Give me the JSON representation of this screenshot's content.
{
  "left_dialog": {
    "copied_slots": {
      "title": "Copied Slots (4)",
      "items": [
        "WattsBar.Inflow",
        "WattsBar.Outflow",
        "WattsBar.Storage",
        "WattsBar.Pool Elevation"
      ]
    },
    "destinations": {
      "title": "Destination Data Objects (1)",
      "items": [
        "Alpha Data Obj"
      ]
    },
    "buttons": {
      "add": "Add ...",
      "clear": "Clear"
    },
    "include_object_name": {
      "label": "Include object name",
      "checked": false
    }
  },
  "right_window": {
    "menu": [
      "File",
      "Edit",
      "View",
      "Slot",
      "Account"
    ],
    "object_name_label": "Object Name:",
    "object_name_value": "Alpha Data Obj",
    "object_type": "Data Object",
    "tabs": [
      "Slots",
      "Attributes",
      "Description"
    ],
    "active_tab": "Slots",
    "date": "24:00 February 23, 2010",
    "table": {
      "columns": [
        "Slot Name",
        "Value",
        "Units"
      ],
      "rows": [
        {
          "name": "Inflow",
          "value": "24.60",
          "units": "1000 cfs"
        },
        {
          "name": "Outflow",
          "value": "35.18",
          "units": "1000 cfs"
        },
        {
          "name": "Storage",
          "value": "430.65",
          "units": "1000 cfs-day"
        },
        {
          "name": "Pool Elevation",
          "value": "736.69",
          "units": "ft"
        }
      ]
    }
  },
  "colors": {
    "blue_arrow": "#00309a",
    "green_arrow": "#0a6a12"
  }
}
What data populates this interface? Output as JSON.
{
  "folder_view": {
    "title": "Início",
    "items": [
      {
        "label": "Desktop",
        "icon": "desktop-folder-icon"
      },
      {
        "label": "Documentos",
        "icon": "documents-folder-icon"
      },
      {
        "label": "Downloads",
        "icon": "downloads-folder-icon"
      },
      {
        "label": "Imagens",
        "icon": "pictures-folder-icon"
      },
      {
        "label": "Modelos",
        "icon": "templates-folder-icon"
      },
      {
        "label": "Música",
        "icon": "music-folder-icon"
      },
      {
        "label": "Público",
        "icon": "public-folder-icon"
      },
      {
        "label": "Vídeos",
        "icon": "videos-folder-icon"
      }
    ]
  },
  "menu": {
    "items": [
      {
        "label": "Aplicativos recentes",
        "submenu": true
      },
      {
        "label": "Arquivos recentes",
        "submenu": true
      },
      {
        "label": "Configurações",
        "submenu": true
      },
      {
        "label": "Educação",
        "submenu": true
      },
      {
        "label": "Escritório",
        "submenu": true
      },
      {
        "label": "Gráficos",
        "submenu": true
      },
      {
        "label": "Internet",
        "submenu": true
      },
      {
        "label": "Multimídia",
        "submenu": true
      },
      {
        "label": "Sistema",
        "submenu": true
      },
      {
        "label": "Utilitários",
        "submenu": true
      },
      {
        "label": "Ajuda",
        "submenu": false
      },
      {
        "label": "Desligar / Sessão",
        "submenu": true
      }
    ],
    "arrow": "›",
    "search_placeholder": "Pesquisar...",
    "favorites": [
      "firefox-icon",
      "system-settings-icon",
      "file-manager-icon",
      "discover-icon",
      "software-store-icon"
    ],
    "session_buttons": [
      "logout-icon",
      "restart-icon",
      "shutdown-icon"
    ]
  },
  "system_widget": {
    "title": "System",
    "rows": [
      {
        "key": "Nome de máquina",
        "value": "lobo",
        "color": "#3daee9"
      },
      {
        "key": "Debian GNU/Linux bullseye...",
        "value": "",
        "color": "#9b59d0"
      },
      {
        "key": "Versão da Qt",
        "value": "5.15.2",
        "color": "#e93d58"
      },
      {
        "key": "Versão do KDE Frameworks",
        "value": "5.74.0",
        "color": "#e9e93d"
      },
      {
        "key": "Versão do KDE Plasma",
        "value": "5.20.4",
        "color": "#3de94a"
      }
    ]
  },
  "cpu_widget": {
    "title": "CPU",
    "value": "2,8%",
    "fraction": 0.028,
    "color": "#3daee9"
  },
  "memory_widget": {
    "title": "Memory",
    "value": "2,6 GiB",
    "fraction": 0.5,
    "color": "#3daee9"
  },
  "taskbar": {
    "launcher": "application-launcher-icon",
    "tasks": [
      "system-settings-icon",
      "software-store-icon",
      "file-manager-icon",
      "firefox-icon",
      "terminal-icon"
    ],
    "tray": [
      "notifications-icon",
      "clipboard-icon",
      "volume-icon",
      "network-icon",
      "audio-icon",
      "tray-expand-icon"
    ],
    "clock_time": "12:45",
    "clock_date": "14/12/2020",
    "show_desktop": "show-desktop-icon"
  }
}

________________

- **Objective**
Output the whole listing above again, word for word.

- **Full solution**
Give me the JSON representation of this screenshot's content.
{
  "left_dialog": {
    "copied_slots": {
      "title": "Copied Slots (4)",
      "items": [
        "WattsBar.Inflow",
        "WattsBar.Outflow",
        "WattsBar.Storage",
        "WattsBar.Pool Elevation"
      ]
    },
    "destinations": {
      "title": "Destination Data Objects (1)",
      "items": [
        "Alpha Data Obj"
      ]
    },
    "buttons": {
      "add": "Add ...",
      "clear": "Clear"
    },
    "include_object_name": {
      "label": "Include object name",
      "checked": false
    }
  },
  "right_window": {
    "menu": [
      "File",
      "Edit",
      "View",
      "Slot",
      "Account"
    ],
    "object_name_label": "Object Name:",
    "object_name_value": "Alpha Data Obj",
    "object_type": "Data Object",
    "tabs": [
      "Slots",
      "Attributes",
      "Description"
    ],
    "active_tab": "Slots",
    "date": "24:00 February 23, 2010",
    "table": {
      "columns": [
        "Slot Name",
        "Value",
        "Units"
      ],
      "rows": [
        {
          "name": "Inflow",
          "value": "24.60",
          "units": "1000 cfs"
        },
        {
          "name": "Outflow",
          "value": "35.18",
          "units": "1000 cfs"
        },
        {
          "name": "Storage",
          "value": "430.65",
          "units": "1000 cfs-day"
        },
        {
          "name": "Pool Elevation",
          "value": "736.69",
          "units": "ft"
        }
      ]
    }
  },
  "colors": {
    "blue_arrow": "#00309a",
    "green_arrow": "#0a6a12"
  }
}
What data populates this interface? Output as JSON.
{
  "folder_view": {
    "title": "Início",
    "items": [
      {
        "label": "Desktop",
        "icon": "desktop-folder-icon"
      },
      {
        "label": "Documentos",
        "icon": "documents-folder-icon"
      },
      {
        "label": "Downloads",
        "icon": "downloads-folder-icon"
      },
      {
        "label": "Imagens",
        "icon": "pictures-folder-icon"
      },
      {
        "label": "Modelos",
        "icon": "templates-folder-icon"
      },
      {
        "label": "Música",
        "icon": "music-folder-icon"
      },
      {
        "label": "Público",
        "icon": "public-folder-icon"
      },
      {
        "label": "Vídeos",
        "icon": "videos-folder-icon"
      }
    ]
  },
  "menu": {
    "items": [
      {
        "label": "Aplicativos recentes",
        "submenu": true
      },
      {
        "label": "Arquivos recentes",
        "submenu": true
      },
      {
        "label": "Configurações",
        "submenu": true
      },
      {
        "label": "Educação",
        "submenu": true
      },
      {
        "label": "Escritório",
        "submenu": true
      },
      {
        "label": "Gráficos",
        "submenu": true
      },
      {
        "label": "Internet",
        "submenu": true
      },
      {
        "label": "Multimídia",
        "submenu": true
      },
      {
        "label": "Sistema",
        "submenu": true
      },
      {
        "label": "Utilitários",
        "submenu": true
      },
      {
        "label": "Ajuda",
        "submenu": false
      },
      {
        "label": "Desligar / Sessão",
        "submenu": true
      }
    ],
    "arrow": "›",
    "search_placeholder": "Pesquisar...",
    "favorites": [
      "firefox-icon",
      "system-settings-icon",
      "file-manager-icon",
      "discover-icon",
      "software-store-icon"
    ],
    "session_buttons": [
      "logout-icon",
      "restart-icon",
      "shutdown-icon"
    ]
  },
  "system_widget": {
    "title": "System",
    "rows": [
      {
        "key": "Nome de máquina",
        "value": "lobo",
        "color": "#3daee9"
      },
      {
        "key": "Debian GNU/Linux bullseye...",
        "value": "",
        "color": "#9b59d0"
      },
      {
        "key": "Versão da Qt",
        "value": "5.15.2",
        "color": "#e93d58"
      },
      {
        "key": "Versão do KDE Frameworks",
        "value": "5.74.0",
        "color": "#e9e93d"
      },
      {
        "key": "Versão do KDE Plasma",
        "value": "5.20.4",
        "color": "#3de94a"
      }
    ]
  },
  "cpu_widget": {
    "title": "CPU",
    "value": "2,8%",
    "fraction": 0.028,
    "color": "#3daee9"
  },
  "memory_widget": {
    "title": "Memory",
    "value": "2,6 GiB",
    "fraction": 0.5,
    "color": "#3daee9"
  },
  "taskbar": {
    "launcher": "application-launcher-icon",
    "tasks": [
      "system-settings-icon",
      "software-store-icon",
      "file-manager-icon",
      "firefox-icon",
      "terminal-icon"
    ],
    "tray": [
      "notifications-icon",
      "clipboard-icon",
      "volume-icon",
      "network-icon",
      "audio-icon",
      "tray-expand-icon"
    ],
    "clock_time": "12:45",
    "clock_date": "14/12/2020",
    "show_desktop": "show-desktop-icon"
  }
}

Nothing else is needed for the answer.